Brief
Pull every line containing "grid" from the entries.

[start]

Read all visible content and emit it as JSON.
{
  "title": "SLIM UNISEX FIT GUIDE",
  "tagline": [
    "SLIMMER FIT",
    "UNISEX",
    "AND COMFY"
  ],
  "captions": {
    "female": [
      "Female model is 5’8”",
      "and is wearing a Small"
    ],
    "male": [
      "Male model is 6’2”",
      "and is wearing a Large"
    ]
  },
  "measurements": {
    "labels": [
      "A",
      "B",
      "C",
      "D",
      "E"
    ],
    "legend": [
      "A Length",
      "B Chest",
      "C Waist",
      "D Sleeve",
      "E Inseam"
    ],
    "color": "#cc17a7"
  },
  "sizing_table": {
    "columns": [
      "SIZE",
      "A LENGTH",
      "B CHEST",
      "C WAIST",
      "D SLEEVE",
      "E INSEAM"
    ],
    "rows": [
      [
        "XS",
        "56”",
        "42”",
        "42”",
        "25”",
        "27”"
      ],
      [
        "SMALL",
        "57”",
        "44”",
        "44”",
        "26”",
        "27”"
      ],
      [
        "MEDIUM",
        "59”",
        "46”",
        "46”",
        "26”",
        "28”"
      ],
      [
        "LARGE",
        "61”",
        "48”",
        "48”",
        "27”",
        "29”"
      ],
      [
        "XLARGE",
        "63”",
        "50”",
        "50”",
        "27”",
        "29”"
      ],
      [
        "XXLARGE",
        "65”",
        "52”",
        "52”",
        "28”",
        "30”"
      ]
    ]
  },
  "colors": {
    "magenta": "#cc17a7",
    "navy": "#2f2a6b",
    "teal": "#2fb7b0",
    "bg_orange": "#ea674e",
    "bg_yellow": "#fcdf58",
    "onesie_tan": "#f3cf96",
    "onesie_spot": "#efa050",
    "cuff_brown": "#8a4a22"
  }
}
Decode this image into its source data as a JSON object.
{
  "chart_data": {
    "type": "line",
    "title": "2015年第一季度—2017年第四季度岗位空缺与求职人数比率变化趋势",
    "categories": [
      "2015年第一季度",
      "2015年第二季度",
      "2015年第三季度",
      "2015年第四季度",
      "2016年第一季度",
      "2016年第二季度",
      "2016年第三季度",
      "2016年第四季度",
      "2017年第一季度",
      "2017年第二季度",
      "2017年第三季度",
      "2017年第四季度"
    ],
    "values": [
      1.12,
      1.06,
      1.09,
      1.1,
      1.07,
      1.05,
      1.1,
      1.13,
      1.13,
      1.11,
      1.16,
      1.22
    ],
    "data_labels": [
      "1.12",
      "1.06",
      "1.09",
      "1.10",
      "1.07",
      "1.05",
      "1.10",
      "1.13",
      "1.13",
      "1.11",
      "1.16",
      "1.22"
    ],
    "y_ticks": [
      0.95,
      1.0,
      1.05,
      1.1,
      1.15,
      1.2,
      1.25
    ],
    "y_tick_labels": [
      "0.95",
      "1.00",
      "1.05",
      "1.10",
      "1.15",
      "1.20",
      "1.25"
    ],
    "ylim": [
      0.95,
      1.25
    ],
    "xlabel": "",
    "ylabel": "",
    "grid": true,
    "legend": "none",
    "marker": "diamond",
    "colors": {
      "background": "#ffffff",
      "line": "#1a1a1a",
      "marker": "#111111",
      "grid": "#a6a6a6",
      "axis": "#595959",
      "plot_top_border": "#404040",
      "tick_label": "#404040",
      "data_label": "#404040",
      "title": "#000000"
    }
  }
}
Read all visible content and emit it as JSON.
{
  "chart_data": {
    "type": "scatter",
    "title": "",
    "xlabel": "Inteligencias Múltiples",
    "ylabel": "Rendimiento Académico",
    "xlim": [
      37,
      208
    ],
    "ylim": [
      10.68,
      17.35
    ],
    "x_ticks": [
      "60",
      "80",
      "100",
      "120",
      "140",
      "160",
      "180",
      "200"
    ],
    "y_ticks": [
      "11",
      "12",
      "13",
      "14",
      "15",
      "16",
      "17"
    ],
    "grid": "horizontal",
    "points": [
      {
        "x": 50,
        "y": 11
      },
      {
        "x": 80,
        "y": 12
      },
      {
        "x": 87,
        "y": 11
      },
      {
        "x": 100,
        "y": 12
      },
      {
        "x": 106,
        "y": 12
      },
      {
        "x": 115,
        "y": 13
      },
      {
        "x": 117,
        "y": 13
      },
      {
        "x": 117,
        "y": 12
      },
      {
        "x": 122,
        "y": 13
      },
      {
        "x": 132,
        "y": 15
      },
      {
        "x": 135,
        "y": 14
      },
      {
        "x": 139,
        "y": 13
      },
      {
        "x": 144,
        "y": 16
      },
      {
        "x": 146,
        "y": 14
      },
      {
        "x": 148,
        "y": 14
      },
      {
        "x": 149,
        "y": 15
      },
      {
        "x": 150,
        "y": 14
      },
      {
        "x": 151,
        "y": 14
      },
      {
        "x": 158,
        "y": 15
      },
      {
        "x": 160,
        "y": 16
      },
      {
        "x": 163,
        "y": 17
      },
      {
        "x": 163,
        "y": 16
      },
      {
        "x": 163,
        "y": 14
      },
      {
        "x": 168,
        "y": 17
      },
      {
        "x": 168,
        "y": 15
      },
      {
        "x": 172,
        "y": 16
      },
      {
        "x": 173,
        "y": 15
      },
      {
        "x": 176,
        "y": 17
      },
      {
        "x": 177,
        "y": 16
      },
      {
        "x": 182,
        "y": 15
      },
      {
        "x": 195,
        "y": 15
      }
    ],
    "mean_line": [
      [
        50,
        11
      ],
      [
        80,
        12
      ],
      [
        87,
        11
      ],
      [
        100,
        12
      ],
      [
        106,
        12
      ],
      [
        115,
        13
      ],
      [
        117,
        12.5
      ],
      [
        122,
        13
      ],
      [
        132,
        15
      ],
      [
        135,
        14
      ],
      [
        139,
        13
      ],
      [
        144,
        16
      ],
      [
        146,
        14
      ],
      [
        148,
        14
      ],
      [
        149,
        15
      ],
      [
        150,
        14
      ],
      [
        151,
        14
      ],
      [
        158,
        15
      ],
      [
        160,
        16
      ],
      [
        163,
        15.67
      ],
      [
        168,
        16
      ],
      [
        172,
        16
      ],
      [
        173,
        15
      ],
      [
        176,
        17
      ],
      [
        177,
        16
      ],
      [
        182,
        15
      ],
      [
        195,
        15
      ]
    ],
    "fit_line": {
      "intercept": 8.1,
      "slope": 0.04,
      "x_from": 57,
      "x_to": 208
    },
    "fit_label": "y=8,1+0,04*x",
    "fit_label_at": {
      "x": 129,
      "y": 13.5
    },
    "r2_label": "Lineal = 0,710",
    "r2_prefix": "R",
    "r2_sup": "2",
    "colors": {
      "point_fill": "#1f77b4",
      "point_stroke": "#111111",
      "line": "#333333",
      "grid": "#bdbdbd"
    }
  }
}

[end]

Result of the task
    "grid": true,
      "grid": "#a6a6a6",
    "grid": "horizontal",
      "grid": "#bdbdbd"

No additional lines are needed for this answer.